[Collected data]
━━━

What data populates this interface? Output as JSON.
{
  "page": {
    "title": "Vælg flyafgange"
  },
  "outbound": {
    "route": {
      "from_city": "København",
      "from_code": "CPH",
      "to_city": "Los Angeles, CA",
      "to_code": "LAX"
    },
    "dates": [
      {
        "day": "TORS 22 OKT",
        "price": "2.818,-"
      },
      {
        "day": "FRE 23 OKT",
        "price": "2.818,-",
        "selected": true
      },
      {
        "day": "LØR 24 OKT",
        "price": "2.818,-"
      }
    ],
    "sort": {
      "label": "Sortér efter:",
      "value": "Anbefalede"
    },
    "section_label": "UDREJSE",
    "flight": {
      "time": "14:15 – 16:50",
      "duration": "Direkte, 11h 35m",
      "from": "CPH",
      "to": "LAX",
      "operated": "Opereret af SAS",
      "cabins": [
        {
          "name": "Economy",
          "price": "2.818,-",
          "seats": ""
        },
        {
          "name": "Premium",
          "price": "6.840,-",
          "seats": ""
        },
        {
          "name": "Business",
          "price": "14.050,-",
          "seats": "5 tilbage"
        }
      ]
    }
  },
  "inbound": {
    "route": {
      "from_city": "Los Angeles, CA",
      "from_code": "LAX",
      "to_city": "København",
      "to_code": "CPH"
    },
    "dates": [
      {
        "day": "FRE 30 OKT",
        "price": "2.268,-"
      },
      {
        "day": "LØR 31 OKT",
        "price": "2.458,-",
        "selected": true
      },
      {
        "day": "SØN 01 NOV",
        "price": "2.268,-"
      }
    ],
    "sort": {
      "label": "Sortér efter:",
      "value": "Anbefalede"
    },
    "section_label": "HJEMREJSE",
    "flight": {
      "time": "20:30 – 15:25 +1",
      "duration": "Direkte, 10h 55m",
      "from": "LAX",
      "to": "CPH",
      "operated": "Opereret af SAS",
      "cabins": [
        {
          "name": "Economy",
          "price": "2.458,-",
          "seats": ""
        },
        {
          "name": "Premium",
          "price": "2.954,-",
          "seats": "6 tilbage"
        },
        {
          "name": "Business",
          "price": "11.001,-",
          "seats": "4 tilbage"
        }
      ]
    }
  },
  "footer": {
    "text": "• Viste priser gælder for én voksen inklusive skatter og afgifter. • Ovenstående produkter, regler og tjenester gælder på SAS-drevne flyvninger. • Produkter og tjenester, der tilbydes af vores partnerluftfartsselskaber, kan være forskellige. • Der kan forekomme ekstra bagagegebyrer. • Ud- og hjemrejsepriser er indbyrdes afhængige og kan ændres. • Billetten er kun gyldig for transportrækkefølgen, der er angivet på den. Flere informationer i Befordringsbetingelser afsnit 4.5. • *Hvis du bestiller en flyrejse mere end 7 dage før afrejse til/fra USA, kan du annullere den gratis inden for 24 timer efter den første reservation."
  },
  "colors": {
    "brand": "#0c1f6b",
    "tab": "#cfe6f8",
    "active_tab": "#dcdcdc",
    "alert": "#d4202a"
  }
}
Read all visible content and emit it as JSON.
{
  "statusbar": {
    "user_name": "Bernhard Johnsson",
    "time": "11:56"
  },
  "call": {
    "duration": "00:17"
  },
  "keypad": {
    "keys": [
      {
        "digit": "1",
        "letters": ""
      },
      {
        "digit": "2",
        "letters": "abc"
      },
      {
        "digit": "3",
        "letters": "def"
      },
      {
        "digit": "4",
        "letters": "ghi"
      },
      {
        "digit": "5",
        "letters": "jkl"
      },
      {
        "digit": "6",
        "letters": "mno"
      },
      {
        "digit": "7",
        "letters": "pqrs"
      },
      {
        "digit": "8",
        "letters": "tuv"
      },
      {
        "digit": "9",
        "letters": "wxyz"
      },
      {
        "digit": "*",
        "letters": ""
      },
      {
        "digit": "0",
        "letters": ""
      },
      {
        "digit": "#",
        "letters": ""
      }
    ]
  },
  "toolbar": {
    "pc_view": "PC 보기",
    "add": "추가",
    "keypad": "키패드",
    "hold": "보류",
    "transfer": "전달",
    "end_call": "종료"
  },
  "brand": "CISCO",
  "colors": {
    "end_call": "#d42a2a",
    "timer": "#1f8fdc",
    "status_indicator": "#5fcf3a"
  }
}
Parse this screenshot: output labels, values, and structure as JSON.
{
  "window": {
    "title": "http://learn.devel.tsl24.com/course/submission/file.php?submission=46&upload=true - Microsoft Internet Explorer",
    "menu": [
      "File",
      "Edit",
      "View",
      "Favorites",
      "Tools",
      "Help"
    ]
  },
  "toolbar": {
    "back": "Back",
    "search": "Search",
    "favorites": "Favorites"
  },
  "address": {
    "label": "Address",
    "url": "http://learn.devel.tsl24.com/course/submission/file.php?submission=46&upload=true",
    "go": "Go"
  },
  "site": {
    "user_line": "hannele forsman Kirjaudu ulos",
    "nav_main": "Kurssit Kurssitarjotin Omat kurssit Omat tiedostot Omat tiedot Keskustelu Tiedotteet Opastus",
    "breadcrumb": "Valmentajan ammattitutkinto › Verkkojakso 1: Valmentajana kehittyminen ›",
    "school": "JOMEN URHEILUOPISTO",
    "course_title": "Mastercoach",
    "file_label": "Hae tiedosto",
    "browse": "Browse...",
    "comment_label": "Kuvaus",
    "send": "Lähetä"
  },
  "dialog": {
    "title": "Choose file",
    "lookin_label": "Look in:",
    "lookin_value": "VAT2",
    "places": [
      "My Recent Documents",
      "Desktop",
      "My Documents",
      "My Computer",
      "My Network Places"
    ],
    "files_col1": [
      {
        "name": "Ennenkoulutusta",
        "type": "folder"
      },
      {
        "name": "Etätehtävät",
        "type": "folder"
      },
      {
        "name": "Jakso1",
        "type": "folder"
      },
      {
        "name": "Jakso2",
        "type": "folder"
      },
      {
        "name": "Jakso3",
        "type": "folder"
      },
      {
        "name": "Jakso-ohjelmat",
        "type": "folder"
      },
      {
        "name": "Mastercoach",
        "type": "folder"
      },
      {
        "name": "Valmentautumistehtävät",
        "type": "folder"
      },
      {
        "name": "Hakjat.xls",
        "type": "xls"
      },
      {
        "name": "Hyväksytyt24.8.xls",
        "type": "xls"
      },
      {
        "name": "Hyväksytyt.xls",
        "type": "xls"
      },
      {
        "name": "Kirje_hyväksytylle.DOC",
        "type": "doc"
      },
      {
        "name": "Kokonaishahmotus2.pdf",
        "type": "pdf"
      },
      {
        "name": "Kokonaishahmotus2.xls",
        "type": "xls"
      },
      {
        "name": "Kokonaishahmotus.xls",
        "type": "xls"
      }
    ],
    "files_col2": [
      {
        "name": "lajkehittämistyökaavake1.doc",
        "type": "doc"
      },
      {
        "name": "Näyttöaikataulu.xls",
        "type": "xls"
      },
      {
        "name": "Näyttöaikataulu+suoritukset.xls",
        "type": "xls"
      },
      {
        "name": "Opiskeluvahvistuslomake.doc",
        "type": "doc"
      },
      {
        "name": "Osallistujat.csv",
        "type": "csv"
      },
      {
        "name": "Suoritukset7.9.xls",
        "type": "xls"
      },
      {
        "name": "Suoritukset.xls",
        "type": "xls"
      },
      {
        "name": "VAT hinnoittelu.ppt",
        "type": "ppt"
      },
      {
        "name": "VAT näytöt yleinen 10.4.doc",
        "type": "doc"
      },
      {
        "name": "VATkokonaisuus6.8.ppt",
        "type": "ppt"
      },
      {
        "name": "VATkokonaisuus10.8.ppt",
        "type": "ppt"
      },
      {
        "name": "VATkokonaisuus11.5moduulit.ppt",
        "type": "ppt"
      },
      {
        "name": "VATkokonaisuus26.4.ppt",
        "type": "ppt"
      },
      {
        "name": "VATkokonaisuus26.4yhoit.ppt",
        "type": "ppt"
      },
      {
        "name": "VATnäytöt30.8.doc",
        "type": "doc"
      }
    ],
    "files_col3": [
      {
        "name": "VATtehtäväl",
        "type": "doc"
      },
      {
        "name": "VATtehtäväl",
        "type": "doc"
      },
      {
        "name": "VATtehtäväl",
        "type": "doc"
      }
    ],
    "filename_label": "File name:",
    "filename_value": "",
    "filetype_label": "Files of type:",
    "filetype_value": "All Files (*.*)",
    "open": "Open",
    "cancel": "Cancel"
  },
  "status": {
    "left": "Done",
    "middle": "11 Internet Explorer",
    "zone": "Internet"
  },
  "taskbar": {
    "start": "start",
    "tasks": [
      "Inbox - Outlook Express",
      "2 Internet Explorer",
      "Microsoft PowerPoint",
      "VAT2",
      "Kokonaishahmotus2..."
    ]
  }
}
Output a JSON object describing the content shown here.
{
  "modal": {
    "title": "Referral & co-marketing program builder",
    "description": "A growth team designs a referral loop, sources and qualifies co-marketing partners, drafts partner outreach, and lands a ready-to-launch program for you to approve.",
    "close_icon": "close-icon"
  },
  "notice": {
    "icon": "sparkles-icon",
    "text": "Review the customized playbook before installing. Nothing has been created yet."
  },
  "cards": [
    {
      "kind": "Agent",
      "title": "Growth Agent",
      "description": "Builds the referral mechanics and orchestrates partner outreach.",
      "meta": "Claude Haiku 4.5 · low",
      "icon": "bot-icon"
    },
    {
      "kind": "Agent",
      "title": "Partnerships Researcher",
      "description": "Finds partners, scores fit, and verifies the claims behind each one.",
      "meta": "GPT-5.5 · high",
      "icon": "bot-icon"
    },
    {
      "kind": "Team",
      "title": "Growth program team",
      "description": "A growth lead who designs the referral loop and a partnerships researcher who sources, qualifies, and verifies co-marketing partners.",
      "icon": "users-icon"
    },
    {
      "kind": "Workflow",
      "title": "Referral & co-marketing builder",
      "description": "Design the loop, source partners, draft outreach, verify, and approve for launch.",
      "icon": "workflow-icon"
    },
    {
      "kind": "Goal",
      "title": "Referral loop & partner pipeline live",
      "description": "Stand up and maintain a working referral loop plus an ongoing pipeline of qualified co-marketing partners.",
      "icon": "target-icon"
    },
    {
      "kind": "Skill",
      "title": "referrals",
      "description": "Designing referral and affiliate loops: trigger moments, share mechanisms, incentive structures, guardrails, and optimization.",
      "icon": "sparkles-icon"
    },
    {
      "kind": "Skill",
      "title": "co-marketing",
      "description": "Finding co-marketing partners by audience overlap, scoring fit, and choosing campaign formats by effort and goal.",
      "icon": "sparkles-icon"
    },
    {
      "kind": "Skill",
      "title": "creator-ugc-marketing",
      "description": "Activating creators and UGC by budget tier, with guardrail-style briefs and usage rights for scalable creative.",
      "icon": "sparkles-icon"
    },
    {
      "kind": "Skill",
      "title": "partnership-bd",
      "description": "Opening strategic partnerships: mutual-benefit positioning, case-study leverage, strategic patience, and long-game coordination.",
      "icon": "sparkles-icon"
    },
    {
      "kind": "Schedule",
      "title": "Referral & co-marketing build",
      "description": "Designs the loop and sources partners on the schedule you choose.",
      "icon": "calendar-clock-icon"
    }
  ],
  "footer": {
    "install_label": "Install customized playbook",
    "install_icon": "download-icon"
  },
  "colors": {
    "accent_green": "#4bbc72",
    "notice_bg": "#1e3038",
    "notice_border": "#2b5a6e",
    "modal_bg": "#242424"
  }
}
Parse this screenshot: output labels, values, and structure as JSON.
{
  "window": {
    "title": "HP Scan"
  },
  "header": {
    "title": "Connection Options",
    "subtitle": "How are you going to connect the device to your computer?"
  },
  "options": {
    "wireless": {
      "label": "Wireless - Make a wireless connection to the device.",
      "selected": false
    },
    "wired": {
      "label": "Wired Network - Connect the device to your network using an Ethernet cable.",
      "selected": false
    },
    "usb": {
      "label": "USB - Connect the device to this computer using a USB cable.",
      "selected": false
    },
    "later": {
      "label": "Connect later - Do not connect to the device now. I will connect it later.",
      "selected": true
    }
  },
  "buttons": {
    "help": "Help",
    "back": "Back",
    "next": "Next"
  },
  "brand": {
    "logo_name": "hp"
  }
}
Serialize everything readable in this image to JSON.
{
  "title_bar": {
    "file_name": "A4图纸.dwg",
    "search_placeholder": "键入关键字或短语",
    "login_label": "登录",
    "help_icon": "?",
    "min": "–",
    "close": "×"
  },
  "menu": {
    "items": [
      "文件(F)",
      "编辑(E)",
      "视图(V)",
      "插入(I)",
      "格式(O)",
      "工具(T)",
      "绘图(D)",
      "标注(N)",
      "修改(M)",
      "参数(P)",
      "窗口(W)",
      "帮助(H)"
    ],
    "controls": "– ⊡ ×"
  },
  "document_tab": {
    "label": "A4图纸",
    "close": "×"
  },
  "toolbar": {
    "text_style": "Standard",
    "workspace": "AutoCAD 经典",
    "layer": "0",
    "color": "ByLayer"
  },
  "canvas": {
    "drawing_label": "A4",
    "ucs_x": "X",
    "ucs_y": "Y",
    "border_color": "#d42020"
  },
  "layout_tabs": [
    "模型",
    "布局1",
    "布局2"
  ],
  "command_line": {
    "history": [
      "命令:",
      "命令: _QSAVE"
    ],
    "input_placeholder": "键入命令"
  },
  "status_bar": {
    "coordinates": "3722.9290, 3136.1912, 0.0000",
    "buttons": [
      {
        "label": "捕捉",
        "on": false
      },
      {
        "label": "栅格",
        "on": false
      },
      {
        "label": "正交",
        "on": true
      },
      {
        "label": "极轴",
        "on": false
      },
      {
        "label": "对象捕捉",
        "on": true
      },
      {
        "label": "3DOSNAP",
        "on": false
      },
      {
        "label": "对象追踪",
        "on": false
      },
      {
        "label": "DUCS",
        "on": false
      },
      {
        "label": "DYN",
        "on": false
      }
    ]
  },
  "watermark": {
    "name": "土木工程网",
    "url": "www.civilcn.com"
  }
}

━━━

▶ _WHAT IS ASKED_
Reproduce every line of the listing above in which the string "program" appears.

▶ _COMPLETE ANSWER_
    "title": "Referral & co-marketing program builder",
    "description": "A growth team designs a referral loop, sources and qualifies co-marketing partners, drafts partner outreach, and lands a ready-to-launch program for you to approve.",
      "title": "Growth program team",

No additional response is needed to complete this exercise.